[Extracted records]
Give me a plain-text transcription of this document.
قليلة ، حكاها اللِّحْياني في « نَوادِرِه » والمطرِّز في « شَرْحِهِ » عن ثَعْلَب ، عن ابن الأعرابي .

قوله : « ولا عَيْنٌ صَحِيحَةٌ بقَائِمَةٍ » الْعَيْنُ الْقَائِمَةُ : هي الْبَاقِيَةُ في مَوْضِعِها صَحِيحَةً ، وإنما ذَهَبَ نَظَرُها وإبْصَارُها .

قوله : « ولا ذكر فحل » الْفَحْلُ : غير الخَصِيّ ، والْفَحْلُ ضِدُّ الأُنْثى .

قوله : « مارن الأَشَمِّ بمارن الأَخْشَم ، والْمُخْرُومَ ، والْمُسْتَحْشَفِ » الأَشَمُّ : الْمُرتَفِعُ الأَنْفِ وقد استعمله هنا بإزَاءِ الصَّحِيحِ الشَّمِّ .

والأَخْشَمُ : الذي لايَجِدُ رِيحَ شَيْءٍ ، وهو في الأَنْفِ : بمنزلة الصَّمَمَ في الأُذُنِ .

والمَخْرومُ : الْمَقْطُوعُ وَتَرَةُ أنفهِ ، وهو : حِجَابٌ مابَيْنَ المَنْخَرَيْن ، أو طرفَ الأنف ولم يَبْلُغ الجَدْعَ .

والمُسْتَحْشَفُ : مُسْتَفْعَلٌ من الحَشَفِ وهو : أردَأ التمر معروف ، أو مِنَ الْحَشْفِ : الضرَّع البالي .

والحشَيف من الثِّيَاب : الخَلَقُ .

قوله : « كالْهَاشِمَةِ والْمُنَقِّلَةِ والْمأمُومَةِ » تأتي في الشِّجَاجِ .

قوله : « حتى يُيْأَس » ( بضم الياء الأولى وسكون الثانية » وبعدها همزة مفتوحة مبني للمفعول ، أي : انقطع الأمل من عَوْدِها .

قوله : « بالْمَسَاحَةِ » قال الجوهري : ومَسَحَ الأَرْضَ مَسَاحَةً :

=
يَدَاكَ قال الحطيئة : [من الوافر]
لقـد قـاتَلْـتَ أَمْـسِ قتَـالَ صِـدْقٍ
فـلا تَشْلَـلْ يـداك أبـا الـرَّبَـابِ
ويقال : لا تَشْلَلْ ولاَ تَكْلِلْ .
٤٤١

# Written problem
Give a word-for-word copy of the records.

# Solution to the problem
Give me a plain-text transcription of this document.
قليلة ، حكاها اللِّحْياني في « نَوادِرِه » والمطرِّز في « شَرْحِهِ » عن ثَعْلَب ، عن ابن الأعرابي .

قوله : « ولا عَيْنٌ صَحِيحَةٌ بقَائِمَةٍ » الْعَيْنُ الْقَائِمَةُ : هي الْبَاقِيَةُ في مَوْضِعِها صَحِيحَةً ، وإنما ذَهَبَ نَظَرُها وإبْصَارُها .

قوله : « ولا ذكر فحل » الْفَحْلُ : غير الخَصِيّ ، والْفَحْلُ ضِدُّ الأُنْثى .

قوله : « مارن الأَشَمِّ بمارن الأَخْشَم ، والْمُخْرُومَ ، والْمُسْتَحْشَفِ » الأَشَمُّ : الْمُرتَفِعُ الأَنْفِ وقد استعمله هنا بإزَاءِ الصَّحِيحِ الشَّمِّ .

والأَخْشَمُ : الذي لايَجِدُ رِيحَ شَيْءٍ ، وهو في الأَنْفِ : بمنزلة الصَّمَمَ في الأُذُنِ .

والمَخْرومُ : الْمَقْطُوعُ وَتَرَةُ أنفهِ ، وهو : حِجَابٌ مابَيْنَ المَنْخَرَيْن ، أو طرفَ الأنف ولم يَبْلُغ الجَدْعَ .

والمُسْتَحْشَفُ : مُسْتَفْعَلٌ من الحَشَفِ وهو : أردَأ التمر معروف ، أو مِنَ الْحَشْفِ : الضرَّع البالي .

والحشَيف من الثِّيَاب : الخَلَقُ .

قوله : « كالْهَاشِمَةِ والْمُنَقِّلَةِ والْمأمُومَةِ » تأتي في الشِّجَاجِ .

قوله : « حتى يُيْأَس » ( بضم الياء الأولى وسكون الثانية » وبعدها همزة مفتوحة مبني للمفعول ، أي : انقطع الأمل من عَوْدِها .

قوله : « بالْمَسَاحَةِ » قال الجوهري : ومَسَحَ الأَرْضَ مَسَاحَةً :

=
يَدَاكَ قال الحطيئة : [من الوافر]
لقـد قـاتَلْـتَ أَمْـسِ قتَـالَ صِـدْقٍ
فـلا تَشْلَـلْ يـداك أبـا الـرَّبَـابِ
ويقال : لا تَشْلَلْ ولاَ تَكْلِلْ .
٤٤١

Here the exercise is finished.